[Data excerpts]
★ ★ ★ ★ ★

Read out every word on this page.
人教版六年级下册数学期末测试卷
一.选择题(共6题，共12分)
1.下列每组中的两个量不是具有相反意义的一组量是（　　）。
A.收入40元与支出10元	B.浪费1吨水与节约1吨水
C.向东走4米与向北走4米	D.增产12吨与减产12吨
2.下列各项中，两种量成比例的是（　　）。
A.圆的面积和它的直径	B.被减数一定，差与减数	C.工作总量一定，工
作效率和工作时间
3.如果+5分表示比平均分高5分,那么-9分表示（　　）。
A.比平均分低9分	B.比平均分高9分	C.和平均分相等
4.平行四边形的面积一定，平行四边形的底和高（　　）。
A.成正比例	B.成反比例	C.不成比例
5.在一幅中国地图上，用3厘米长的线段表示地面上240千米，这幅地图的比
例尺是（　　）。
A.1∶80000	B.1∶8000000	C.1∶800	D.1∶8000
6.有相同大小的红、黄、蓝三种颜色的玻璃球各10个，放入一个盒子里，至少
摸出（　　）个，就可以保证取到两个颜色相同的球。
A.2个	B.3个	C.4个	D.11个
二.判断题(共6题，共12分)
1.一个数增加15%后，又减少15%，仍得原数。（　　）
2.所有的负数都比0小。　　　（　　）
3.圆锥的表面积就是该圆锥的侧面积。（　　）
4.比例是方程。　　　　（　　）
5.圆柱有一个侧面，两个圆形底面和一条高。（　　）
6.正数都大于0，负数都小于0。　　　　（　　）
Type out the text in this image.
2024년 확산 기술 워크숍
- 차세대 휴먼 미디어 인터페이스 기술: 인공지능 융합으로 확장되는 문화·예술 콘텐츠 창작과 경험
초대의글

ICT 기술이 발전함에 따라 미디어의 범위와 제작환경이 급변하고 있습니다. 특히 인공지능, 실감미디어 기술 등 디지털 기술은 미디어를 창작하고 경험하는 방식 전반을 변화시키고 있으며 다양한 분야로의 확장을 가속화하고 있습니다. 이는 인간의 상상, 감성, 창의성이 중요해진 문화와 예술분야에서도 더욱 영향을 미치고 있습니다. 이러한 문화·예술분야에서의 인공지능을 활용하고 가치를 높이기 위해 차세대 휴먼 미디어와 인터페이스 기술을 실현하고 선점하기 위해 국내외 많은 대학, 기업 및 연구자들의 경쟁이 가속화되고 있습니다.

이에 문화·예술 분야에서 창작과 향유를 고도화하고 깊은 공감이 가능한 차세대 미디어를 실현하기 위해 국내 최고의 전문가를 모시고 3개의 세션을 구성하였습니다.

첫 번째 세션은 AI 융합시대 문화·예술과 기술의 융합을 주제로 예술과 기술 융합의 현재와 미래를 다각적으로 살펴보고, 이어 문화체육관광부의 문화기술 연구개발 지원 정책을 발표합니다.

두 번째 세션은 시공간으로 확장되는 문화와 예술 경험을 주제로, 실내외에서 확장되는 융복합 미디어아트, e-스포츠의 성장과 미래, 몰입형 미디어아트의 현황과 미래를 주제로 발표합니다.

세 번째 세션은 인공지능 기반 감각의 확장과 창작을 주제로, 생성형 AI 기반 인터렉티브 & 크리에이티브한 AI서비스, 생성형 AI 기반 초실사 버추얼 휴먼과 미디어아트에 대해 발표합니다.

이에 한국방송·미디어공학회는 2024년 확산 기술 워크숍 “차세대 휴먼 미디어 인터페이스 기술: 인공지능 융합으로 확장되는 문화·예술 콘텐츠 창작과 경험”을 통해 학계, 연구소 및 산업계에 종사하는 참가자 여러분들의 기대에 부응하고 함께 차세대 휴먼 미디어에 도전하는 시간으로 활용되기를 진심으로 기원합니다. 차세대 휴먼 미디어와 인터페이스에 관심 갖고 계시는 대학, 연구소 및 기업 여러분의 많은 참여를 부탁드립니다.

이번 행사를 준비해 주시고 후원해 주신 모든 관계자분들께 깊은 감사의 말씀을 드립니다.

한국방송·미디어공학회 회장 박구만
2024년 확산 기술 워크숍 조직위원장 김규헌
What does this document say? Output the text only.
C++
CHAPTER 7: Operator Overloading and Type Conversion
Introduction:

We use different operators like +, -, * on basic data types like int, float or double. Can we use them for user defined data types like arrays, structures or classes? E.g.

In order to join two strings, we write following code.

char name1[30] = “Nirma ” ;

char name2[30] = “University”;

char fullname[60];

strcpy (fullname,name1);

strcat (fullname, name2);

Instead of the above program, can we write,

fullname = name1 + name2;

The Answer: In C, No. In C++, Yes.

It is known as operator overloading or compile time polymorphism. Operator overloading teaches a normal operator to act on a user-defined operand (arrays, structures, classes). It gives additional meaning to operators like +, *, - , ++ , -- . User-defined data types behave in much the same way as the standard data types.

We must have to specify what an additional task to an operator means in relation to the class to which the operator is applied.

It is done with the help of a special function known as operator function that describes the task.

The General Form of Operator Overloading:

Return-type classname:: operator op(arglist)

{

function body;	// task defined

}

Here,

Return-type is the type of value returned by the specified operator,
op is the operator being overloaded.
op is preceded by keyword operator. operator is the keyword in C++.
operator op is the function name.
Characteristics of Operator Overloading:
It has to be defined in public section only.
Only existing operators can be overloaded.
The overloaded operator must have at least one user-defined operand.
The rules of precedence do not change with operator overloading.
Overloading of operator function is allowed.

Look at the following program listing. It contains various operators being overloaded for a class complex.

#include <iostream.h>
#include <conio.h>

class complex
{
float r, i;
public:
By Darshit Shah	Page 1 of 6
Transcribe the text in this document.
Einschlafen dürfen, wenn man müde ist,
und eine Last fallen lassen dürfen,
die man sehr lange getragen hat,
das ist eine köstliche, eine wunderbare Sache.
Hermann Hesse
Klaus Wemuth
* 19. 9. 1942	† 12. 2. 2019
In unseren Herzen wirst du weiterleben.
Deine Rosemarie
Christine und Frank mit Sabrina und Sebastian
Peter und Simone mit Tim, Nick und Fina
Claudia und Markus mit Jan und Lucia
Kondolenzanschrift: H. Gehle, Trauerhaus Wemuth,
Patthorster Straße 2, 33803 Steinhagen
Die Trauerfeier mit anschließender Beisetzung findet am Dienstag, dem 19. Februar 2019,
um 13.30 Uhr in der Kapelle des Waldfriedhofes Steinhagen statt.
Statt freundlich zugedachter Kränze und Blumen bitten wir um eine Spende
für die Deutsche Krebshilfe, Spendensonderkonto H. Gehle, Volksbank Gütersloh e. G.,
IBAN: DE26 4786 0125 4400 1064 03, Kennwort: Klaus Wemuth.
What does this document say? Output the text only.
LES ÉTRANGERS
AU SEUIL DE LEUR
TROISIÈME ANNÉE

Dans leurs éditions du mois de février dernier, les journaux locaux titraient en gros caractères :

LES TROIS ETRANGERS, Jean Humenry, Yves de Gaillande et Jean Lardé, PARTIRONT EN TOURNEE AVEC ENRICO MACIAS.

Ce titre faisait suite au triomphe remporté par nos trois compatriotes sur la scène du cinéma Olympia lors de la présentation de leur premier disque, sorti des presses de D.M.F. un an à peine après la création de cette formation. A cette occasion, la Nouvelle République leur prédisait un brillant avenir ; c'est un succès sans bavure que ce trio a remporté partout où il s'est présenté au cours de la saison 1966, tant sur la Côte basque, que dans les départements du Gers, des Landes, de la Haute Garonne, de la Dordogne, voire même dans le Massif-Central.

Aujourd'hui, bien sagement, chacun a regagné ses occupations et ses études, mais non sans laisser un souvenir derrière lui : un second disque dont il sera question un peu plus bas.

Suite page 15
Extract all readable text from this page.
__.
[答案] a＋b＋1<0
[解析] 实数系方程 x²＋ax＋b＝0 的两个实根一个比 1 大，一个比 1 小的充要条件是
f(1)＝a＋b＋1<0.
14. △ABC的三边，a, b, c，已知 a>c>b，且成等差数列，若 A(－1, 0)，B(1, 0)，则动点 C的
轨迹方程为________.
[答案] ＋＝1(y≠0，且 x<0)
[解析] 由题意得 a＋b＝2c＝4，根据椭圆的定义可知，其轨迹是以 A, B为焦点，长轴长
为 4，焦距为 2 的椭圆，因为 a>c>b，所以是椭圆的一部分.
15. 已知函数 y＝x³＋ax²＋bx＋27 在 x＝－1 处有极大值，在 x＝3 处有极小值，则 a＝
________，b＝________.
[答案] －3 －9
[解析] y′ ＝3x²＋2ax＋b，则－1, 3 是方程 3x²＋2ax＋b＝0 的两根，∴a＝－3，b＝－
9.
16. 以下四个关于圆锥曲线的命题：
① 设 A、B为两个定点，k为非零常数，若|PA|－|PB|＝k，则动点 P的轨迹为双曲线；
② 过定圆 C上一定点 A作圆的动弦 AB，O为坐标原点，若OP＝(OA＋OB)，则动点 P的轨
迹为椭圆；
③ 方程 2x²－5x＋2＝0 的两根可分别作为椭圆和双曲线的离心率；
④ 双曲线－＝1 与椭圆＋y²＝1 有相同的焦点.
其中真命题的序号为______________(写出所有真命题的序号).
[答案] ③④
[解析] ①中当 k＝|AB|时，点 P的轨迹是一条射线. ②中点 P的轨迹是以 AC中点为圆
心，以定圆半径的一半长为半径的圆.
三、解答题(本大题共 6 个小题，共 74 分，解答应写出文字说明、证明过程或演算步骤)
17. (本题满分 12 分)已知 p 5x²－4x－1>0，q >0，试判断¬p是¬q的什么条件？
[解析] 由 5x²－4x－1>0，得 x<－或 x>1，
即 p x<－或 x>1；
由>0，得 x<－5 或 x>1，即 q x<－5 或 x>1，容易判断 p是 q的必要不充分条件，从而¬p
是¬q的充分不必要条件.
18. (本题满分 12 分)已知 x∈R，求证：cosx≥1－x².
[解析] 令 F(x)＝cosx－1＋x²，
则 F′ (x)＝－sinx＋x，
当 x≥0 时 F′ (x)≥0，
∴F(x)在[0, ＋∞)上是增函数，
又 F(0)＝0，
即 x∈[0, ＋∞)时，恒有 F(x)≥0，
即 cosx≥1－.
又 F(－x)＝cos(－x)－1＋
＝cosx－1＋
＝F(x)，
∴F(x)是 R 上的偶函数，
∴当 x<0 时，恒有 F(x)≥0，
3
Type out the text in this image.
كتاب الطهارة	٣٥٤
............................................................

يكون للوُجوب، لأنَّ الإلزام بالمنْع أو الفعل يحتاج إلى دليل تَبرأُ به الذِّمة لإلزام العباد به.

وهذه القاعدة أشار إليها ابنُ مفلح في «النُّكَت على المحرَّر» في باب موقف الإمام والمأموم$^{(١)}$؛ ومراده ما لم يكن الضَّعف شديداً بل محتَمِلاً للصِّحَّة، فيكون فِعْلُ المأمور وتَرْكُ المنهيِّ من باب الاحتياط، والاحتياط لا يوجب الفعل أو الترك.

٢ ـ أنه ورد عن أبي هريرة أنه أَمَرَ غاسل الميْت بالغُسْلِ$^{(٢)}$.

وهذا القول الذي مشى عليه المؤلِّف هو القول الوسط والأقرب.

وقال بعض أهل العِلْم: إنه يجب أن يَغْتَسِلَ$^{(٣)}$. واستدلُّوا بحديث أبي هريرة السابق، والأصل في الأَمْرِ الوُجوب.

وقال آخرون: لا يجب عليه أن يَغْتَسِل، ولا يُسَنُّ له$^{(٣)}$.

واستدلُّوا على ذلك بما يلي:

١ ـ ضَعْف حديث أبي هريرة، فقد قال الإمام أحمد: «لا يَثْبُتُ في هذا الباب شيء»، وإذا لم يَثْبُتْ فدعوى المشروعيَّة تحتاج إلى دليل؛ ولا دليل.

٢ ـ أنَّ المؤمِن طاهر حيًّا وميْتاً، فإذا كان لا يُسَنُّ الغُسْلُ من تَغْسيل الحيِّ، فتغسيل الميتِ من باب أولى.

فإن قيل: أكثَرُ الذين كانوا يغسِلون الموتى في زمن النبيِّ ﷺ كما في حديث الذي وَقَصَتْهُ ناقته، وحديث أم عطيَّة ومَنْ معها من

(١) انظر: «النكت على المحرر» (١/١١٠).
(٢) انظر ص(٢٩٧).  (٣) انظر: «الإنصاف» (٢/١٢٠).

★ ★ ★ ★ ★

§ **Given instruction**: Identify and extract each line of the listing that contains "function".

§ **Response to the task**:
It is done with the help of a special function known as operator function that describes the task.
function body;	// task defined
operator op is the function name.
Overloading of operator function is allowed.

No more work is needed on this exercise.